▸ Task directions
Pick out every line holding the string "case" and copy it.

[Data records]
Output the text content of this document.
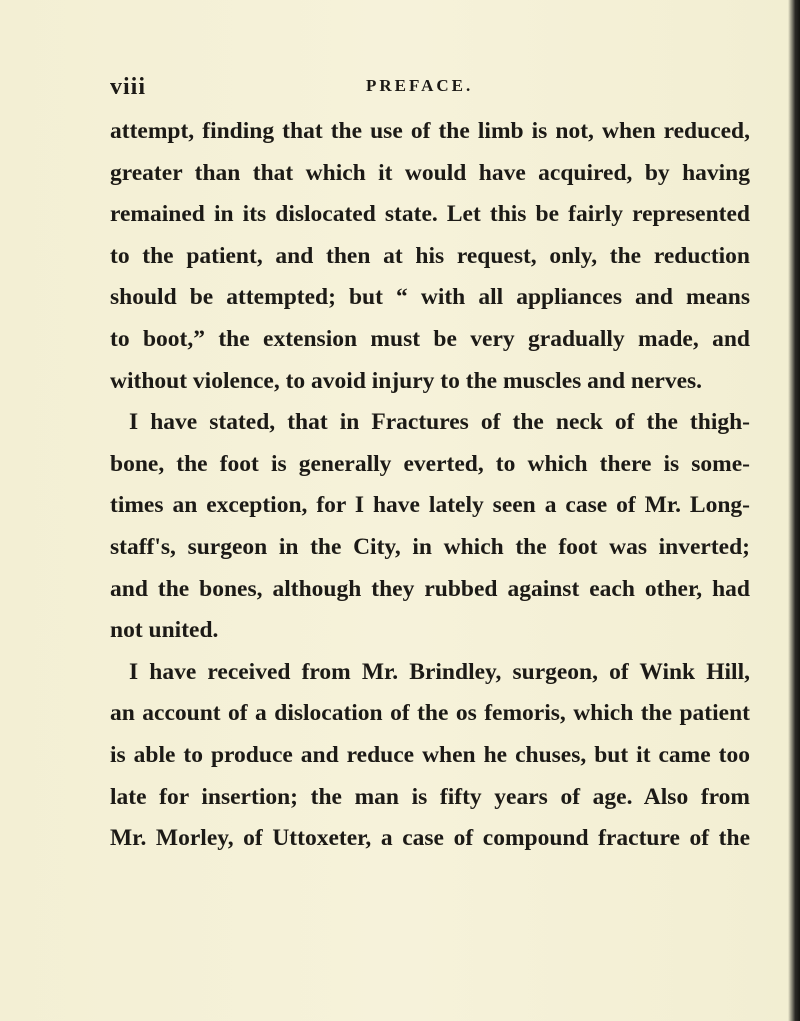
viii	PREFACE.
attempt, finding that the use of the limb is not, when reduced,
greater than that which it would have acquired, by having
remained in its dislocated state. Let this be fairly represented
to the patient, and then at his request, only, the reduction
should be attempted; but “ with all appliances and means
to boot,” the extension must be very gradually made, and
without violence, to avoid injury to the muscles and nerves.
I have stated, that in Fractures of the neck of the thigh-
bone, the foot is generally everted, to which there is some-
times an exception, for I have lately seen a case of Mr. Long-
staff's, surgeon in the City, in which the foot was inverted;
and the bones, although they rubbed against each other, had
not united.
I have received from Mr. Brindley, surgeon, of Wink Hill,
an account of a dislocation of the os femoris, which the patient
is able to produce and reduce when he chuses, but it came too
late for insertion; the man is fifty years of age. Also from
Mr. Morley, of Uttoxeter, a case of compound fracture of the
--
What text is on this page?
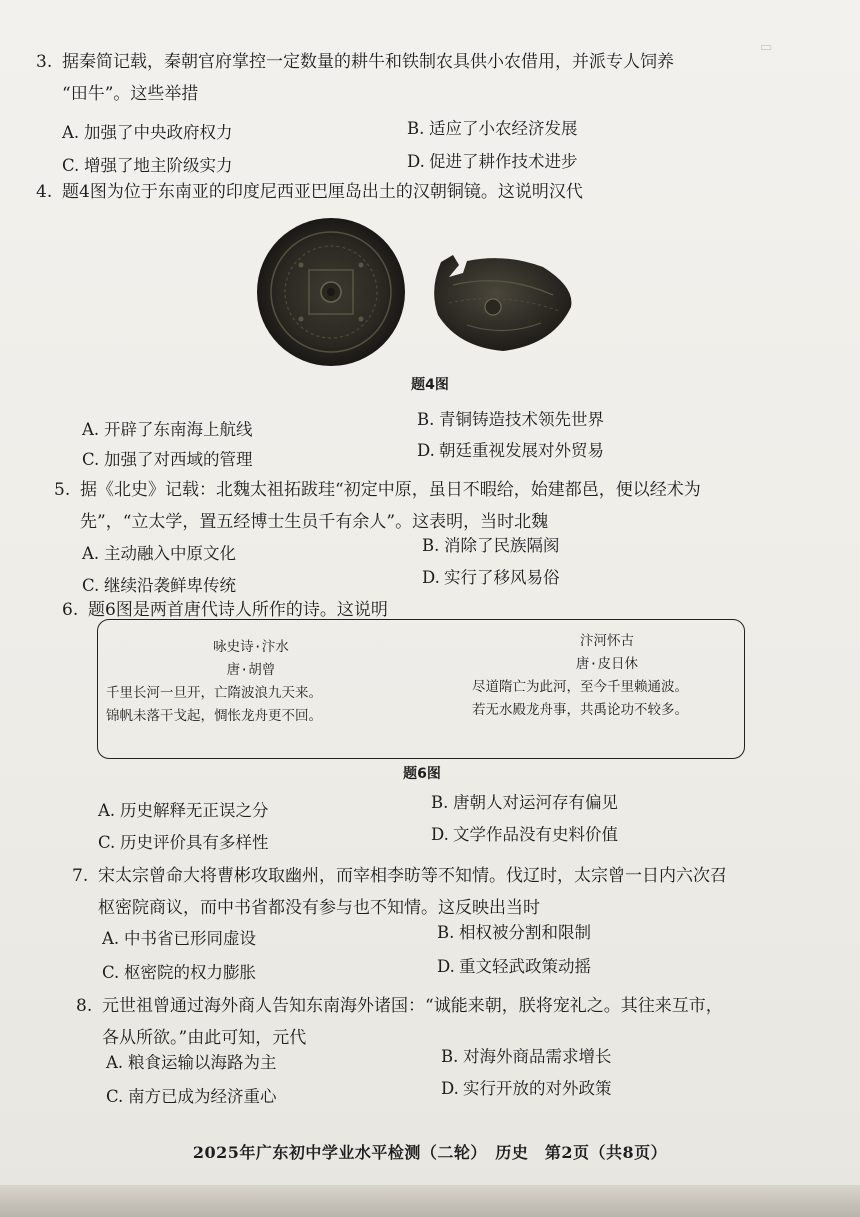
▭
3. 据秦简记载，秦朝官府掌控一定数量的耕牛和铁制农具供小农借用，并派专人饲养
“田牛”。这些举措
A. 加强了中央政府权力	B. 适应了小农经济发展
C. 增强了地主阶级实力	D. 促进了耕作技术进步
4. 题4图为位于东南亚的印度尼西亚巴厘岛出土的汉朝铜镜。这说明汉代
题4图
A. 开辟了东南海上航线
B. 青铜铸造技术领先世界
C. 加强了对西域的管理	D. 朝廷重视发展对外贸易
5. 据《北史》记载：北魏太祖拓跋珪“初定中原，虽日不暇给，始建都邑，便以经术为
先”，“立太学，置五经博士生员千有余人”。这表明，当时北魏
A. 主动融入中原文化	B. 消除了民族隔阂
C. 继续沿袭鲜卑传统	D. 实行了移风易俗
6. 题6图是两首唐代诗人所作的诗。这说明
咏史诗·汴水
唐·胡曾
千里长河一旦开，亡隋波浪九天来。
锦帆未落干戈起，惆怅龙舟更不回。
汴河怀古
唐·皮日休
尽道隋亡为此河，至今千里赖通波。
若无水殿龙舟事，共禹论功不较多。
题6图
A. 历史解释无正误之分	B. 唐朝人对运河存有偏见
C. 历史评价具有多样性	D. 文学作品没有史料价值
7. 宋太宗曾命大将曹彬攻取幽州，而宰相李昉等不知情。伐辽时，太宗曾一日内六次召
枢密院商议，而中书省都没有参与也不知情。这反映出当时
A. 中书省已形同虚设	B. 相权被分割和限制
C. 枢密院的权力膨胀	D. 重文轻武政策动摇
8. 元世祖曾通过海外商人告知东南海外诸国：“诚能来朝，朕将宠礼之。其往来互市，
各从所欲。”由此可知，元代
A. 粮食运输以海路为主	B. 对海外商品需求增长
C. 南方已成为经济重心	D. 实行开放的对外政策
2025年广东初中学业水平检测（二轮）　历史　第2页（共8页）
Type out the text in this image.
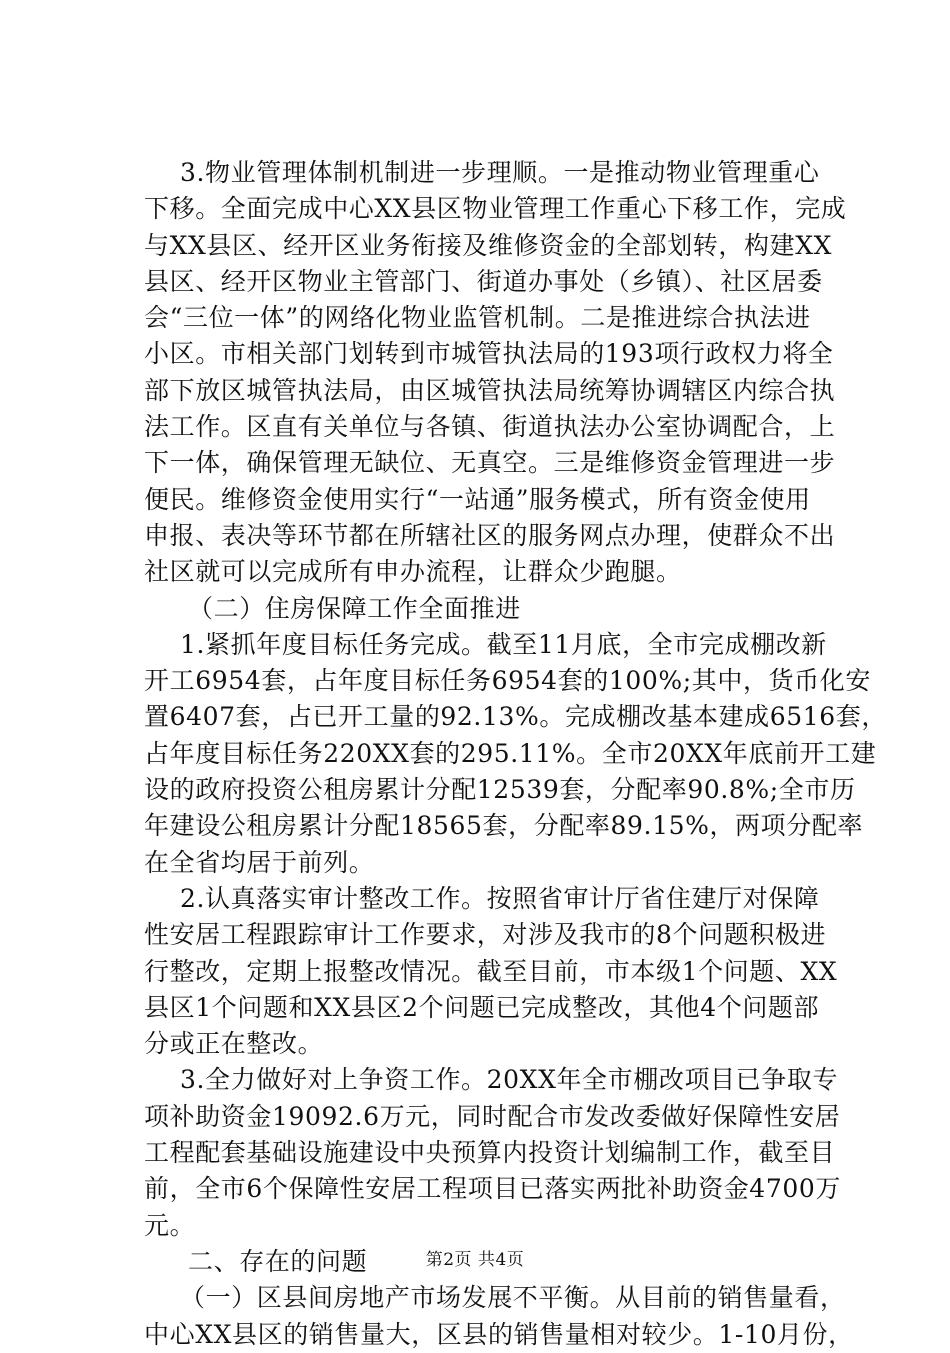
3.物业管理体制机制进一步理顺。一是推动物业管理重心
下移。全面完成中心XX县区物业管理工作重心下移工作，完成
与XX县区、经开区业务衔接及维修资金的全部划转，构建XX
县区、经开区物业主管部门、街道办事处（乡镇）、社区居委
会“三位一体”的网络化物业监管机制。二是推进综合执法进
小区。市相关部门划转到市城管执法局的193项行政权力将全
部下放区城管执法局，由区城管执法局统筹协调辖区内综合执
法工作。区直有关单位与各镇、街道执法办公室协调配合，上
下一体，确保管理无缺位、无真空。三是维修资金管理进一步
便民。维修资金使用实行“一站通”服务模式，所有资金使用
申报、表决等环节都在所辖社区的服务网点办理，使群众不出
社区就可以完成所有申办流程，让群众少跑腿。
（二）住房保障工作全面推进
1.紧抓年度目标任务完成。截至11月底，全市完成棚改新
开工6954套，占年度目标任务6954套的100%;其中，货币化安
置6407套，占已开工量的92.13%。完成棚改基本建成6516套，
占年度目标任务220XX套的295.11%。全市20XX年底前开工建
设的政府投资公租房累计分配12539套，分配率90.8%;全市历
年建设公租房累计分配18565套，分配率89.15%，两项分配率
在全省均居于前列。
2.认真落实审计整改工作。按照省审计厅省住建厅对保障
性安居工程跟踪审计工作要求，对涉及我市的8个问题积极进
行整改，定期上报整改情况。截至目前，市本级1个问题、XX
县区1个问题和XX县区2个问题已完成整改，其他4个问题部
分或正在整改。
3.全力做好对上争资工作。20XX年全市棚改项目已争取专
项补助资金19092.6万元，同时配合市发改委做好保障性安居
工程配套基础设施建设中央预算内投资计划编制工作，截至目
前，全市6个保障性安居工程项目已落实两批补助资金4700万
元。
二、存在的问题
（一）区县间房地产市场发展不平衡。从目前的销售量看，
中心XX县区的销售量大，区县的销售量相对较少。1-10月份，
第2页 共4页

▸ Response to the exercise
times an exception, for I have lately seen a case of Mr. Long-
Mr. Morley, of Uttoxeter, a case of compound fracture of the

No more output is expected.